**Raw records:**

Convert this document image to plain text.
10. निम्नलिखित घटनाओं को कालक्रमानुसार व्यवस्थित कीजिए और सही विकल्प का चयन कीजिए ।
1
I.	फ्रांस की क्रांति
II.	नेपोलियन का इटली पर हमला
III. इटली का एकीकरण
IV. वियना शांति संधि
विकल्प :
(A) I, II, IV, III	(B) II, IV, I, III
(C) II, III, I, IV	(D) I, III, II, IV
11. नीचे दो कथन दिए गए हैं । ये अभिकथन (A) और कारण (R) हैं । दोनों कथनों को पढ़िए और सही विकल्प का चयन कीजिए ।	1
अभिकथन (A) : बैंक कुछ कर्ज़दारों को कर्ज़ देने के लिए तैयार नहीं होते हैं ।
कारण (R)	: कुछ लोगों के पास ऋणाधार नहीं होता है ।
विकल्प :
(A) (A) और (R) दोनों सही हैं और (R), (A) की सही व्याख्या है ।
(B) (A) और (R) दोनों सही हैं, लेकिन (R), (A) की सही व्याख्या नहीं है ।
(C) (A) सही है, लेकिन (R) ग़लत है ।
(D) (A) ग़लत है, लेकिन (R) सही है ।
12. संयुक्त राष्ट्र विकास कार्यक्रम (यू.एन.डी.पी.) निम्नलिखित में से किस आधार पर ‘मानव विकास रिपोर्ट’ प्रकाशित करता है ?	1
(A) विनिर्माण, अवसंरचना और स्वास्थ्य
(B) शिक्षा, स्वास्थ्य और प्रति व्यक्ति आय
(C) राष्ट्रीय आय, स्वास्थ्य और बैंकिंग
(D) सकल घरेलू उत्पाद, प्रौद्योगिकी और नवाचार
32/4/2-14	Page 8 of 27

...

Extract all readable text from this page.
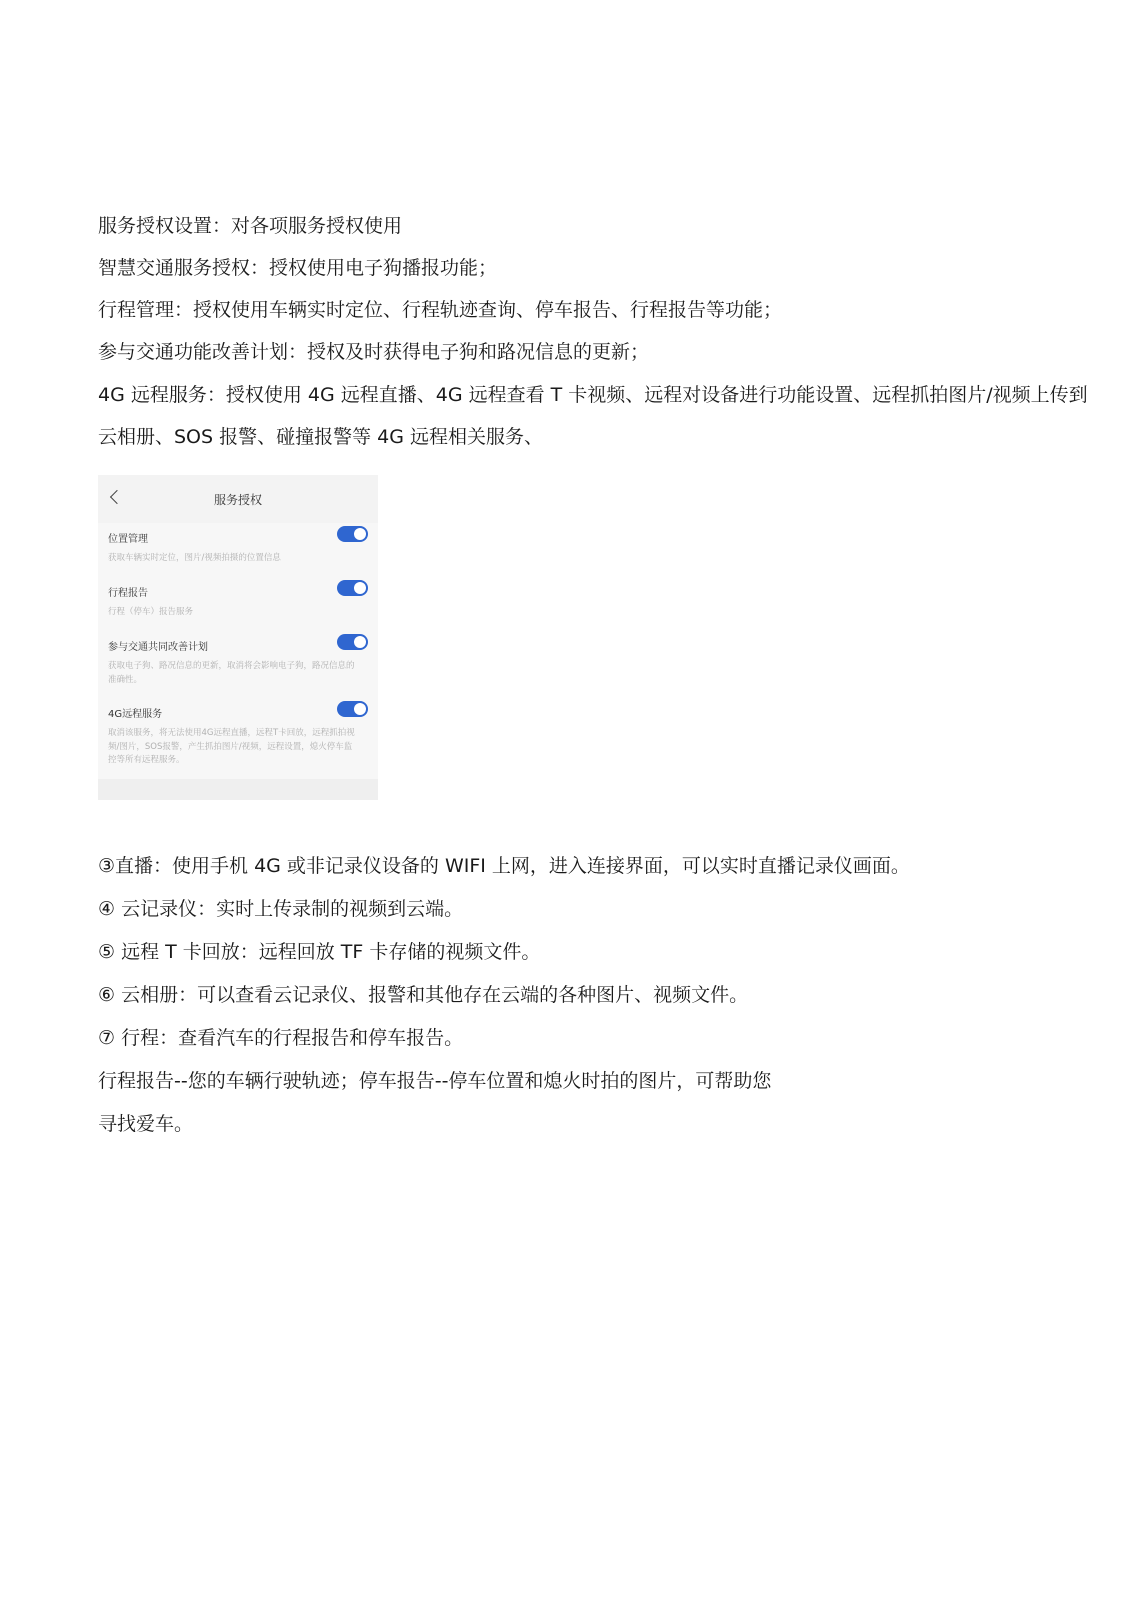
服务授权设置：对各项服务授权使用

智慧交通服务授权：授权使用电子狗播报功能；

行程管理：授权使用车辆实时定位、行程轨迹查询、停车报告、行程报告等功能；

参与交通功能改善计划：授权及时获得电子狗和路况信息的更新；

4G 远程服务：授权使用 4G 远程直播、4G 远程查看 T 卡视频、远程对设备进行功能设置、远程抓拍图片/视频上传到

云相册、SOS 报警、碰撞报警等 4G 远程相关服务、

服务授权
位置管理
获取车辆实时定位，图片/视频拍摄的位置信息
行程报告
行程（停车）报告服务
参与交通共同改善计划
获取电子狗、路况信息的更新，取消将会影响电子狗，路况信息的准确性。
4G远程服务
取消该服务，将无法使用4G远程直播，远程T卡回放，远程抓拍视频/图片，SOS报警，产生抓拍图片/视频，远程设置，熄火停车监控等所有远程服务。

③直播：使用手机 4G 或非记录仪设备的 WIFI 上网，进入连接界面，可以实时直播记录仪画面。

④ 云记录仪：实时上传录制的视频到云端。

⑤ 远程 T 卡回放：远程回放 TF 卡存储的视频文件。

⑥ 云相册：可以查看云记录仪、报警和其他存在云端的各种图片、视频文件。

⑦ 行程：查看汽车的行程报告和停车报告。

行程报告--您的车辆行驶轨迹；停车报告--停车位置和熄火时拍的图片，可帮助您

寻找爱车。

--

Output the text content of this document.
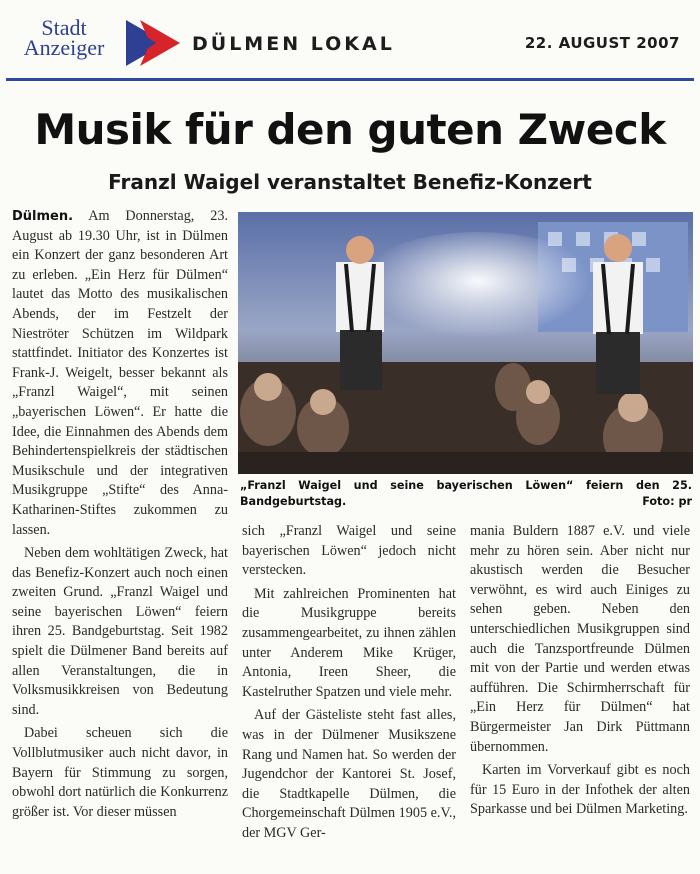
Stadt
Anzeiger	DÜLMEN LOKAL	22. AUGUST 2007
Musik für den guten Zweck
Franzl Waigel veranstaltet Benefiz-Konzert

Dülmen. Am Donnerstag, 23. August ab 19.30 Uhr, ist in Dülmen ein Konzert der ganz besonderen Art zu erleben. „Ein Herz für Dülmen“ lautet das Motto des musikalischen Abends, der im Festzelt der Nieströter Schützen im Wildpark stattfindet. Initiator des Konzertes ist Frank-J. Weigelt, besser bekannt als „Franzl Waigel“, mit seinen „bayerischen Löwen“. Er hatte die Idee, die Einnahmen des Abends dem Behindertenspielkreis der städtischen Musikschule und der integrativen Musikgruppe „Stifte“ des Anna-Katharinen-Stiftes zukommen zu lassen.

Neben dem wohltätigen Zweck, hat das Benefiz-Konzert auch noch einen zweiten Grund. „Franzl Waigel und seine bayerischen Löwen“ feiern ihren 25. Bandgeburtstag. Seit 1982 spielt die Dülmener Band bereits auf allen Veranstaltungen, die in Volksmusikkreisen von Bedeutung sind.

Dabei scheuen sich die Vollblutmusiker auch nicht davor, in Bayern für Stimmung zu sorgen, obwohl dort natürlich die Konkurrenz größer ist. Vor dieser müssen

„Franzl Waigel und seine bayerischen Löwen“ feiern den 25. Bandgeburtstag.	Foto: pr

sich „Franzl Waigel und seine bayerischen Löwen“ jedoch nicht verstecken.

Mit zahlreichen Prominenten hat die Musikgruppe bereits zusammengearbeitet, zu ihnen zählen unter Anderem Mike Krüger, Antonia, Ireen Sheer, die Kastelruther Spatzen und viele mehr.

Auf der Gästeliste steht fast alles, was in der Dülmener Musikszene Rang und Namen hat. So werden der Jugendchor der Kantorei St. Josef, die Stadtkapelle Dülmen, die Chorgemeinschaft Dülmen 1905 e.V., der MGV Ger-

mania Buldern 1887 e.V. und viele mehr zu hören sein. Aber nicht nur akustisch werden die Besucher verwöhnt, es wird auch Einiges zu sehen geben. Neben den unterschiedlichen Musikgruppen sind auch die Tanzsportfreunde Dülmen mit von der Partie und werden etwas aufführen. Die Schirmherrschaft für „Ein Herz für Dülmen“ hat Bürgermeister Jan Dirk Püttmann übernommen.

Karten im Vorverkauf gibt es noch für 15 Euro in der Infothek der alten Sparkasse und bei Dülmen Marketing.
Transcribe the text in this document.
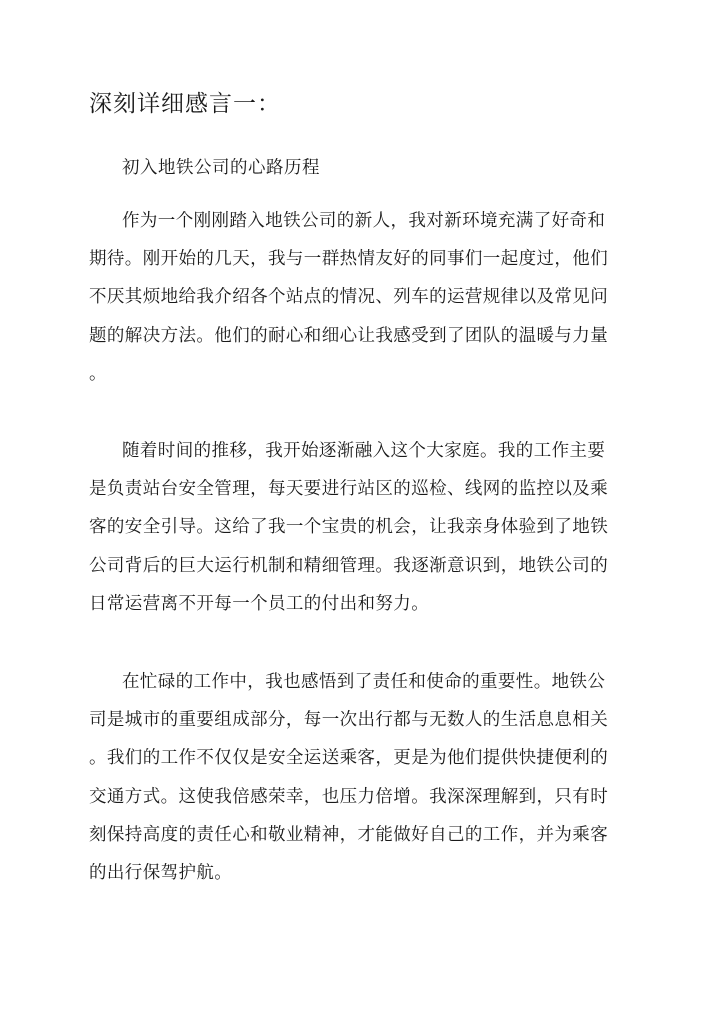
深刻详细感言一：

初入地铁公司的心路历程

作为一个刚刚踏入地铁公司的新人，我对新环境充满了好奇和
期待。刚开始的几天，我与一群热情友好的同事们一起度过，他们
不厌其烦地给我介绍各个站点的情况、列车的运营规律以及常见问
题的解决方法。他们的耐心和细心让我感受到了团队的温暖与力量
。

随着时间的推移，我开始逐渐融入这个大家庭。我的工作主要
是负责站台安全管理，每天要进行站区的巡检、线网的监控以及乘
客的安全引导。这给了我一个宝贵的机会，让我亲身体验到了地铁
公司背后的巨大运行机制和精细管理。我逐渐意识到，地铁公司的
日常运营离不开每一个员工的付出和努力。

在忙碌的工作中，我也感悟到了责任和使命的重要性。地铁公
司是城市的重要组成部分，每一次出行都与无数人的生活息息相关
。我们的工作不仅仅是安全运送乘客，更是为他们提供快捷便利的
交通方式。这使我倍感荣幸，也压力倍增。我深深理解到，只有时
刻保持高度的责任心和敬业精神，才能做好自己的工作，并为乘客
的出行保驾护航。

**Exercise:**
Of the lines in the listing above, how many hold the string "Bandgeburtstag"? Reply with the number only.

**Complete answer:**
2